*The task*
Find the number of lines below in which the word "fordon" appears, and write that number only.

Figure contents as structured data

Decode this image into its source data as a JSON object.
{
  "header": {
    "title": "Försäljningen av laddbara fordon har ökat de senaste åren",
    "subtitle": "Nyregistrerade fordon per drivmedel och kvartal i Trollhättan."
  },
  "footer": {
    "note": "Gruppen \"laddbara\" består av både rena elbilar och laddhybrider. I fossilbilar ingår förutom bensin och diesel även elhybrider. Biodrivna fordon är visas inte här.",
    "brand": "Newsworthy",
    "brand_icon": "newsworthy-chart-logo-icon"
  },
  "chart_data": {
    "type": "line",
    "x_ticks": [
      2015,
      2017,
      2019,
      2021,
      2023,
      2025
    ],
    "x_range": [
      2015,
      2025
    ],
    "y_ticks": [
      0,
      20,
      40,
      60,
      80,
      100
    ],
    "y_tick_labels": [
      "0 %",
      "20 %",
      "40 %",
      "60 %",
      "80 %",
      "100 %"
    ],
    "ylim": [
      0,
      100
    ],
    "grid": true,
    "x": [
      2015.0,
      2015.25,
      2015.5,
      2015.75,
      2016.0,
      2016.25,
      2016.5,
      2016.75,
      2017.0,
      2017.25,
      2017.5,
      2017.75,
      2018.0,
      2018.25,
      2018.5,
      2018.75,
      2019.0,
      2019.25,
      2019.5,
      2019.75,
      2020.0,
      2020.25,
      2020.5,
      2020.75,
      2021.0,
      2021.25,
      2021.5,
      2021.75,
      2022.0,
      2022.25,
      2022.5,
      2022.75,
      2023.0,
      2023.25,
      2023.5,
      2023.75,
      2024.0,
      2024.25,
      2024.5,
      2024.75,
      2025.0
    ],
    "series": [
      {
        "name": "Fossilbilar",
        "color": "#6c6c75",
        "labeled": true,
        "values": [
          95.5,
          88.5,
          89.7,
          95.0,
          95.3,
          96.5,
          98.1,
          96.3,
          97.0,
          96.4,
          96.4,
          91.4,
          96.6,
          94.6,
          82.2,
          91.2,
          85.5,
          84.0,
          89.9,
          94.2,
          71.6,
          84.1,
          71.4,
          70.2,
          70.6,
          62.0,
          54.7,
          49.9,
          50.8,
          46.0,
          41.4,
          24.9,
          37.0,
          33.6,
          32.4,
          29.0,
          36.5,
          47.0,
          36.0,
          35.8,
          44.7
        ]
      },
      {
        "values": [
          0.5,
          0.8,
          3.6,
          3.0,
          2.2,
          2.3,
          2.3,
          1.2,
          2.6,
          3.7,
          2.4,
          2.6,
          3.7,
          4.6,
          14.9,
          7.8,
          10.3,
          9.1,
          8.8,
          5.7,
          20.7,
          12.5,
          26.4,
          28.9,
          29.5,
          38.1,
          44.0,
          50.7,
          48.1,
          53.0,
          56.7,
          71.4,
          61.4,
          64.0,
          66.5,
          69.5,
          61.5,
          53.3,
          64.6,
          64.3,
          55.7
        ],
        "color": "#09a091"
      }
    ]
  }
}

*Solution for this problem*
3